Aim: Tell how many lines include the string "image". Answer with a single number.

Records supplied:
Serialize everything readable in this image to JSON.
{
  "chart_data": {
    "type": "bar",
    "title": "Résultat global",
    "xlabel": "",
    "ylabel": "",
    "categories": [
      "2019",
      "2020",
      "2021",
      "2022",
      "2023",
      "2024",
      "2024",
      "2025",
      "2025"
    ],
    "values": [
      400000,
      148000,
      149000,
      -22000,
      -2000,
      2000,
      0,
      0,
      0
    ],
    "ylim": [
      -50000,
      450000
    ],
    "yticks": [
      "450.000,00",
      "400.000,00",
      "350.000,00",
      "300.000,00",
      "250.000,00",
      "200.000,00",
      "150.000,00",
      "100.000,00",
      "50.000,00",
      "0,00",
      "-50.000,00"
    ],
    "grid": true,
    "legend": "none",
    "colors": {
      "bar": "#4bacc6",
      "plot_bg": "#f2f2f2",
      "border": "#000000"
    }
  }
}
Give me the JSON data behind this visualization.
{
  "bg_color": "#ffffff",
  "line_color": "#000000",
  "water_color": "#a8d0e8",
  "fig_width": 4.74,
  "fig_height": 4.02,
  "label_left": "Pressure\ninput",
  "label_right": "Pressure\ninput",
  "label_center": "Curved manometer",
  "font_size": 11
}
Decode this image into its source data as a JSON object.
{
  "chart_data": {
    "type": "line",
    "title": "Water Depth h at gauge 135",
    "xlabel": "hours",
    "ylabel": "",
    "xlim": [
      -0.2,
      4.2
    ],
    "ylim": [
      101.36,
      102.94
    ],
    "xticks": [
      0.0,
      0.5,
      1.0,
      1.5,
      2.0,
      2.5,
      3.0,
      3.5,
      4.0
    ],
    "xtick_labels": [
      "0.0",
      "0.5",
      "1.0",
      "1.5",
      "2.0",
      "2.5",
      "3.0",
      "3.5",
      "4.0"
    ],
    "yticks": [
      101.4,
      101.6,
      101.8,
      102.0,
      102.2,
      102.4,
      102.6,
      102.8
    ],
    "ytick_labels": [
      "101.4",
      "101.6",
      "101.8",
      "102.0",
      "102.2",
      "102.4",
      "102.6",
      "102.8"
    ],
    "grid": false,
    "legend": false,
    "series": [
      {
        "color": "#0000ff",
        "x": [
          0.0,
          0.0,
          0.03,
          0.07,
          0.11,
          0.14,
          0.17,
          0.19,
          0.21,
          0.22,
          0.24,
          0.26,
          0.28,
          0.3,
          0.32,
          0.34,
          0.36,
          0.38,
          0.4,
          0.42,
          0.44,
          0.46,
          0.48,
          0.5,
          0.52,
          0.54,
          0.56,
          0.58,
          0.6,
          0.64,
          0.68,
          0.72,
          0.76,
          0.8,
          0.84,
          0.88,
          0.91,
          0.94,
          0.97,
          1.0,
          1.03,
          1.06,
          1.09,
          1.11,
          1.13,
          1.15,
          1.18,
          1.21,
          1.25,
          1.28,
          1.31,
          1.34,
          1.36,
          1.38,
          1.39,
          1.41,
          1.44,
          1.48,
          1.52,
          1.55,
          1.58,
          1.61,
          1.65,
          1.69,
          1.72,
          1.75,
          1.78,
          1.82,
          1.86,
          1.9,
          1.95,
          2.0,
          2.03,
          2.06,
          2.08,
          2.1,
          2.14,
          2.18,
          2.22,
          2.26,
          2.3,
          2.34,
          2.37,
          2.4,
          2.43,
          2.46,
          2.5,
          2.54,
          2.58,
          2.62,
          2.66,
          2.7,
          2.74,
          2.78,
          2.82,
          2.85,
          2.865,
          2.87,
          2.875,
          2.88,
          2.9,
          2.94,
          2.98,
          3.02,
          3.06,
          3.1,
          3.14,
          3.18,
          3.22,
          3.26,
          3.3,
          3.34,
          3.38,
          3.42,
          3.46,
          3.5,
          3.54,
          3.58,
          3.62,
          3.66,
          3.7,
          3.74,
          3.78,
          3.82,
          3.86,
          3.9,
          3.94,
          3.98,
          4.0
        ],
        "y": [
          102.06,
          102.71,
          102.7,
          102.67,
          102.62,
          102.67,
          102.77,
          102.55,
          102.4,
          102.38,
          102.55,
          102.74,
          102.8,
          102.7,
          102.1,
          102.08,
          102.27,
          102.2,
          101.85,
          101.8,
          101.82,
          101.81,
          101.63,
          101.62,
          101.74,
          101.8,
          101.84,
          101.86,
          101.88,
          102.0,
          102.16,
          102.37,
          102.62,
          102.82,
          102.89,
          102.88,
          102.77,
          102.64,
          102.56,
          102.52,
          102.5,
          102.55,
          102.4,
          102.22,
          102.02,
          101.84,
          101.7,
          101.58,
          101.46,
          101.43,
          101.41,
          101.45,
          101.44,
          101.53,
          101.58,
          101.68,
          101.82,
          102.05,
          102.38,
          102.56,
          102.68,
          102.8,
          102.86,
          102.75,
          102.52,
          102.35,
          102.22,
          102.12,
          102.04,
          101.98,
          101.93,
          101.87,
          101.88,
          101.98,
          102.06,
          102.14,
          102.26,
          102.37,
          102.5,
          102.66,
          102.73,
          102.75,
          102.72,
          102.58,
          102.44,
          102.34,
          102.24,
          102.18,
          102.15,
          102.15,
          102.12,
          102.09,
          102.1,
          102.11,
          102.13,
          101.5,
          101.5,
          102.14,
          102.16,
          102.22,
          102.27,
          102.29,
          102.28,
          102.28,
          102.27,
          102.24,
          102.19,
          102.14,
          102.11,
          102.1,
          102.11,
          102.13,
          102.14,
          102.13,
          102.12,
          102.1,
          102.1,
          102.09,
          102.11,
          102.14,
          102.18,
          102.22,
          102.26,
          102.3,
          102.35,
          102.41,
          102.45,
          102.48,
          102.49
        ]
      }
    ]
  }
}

Solution for this task: 2